*Short problem:* In the records below, find each line containing the word "自拟题目" and copy it.

*Material provided:*
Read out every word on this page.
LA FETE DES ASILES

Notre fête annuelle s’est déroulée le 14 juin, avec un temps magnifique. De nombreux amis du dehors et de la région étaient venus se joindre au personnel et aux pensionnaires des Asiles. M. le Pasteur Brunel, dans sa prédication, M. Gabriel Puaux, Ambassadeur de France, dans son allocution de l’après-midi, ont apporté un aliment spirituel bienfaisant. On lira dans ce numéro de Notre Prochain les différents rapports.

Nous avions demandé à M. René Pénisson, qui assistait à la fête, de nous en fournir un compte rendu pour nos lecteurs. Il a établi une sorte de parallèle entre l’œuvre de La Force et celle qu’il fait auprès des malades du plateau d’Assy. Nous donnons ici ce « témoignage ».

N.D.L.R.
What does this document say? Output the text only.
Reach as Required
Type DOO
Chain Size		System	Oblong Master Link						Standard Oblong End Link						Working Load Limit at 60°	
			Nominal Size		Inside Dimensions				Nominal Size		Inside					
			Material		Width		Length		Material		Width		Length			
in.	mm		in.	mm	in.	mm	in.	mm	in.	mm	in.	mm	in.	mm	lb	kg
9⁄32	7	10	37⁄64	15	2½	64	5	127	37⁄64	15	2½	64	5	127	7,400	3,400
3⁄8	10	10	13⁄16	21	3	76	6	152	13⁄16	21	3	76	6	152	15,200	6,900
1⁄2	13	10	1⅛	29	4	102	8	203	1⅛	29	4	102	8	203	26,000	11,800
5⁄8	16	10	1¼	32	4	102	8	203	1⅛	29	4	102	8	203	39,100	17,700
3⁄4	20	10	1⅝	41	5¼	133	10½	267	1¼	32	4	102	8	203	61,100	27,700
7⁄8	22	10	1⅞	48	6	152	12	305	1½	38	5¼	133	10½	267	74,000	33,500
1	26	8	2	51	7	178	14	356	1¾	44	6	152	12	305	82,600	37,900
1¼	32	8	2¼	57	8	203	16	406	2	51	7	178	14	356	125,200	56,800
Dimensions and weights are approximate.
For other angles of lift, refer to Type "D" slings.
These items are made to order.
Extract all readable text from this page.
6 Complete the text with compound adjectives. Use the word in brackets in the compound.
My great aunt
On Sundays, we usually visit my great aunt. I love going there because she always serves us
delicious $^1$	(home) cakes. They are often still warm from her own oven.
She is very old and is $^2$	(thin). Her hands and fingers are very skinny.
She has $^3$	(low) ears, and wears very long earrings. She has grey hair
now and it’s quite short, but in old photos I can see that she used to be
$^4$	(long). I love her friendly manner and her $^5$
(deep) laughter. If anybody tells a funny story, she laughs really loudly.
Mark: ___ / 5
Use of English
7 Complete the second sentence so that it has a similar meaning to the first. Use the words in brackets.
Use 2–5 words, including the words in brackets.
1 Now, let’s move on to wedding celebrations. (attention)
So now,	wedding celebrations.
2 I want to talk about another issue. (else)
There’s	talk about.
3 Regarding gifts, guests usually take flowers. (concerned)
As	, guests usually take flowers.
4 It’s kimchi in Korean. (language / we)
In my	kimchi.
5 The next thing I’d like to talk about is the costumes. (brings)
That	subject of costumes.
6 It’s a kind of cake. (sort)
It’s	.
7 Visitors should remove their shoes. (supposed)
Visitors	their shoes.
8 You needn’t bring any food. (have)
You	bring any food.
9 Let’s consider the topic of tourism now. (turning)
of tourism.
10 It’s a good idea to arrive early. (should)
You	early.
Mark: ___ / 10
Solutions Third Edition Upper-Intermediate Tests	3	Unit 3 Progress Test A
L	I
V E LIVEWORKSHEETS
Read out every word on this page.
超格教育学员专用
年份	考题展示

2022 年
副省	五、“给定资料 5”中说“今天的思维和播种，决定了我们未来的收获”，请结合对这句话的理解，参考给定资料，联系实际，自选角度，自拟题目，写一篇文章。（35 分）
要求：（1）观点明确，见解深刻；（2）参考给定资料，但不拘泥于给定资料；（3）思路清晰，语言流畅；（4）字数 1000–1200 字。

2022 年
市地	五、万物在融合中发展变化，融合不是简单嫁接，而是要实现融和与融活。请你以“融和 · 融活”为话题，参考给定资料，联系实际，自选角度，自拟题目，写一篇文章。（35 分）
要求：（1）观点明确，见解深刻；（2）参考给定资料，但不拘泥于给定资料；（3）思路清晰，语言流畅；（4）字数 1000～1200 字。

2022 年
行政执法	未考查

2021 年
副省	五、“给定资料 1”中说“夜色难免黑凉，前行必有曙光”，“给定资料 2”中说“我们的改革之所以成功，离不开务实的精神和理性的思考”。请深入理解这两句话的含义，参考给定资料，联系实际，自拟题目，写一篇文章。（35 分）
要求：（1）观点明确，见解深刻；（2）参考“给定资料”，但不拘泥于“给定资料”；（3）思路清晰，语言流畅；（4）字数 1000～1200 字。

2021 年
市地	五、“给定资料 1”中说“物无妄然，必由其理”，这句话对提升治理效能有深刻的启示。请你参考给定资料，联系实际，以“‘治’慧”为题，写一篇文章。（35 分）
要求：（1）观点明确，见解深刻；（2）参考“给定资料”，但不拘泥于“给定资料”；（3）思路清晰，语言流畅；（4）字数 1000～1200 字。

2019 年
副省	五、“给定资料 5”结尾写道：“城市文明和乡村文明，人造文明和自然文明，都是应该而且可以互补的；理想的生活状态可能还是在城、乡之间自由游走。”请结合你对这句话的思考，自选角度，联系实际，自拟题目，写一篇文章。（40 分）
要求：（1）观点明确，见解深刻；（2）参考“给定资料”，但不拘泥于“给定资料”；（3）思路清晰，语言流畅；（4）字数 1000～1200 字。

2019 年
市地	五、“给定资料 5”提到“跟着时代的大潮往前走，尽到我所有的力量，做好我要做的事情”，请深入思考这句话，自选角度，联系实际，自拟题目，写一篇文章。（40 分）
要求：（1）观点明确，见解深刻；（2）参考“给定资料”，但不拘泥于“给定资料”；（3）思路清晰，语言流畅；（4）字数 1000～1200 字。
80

*Output for this exercise:*
副省	五、“给定资料 5”中说“今天的思维和播种，决定了我们未来的收获”，请结合对这句话的理解，参考给定资料，联系实际，自选角度，自拟题目，写一篇文章。（35 分）
市地	五、万物在融合中发展变化，融合不是简单嫁接，而是要实现融和与融活。请你以“融和 · 融活”为话题，参考给定资料，联系实际，自选角度，自拟题目，写一篇文章。（35 分）
副省	五、“给定资料 1”中说“夜色难免黑凉，前行必有曙光”，“给定资料 2”中说“我们的改革之所以成功，离不开务实的精神和理性的思考”。请深入理解这两句话的含义，参考给定资料，联系实际，自拟题目，写一篇文章。（35 分）
副省	五、“给定资料 5”结尾写道：“城市文明和乡村文明，人造文明和自然文明，都是应该而且可以互补的；理想的生活状态可能还是在城、乡之间自由游走。”请结合你对这句话的思考，自选角度，联系实际，自拟题目，写一篇文章。（40 分）
市地	五、“给定资料 5”提到“跟着时代的大潮往前走，尽到我所有的力量，做好我要做的事情”，请深入思考这句话，自选角度，联系实际，自拟题目，写一篇文章。（40 分）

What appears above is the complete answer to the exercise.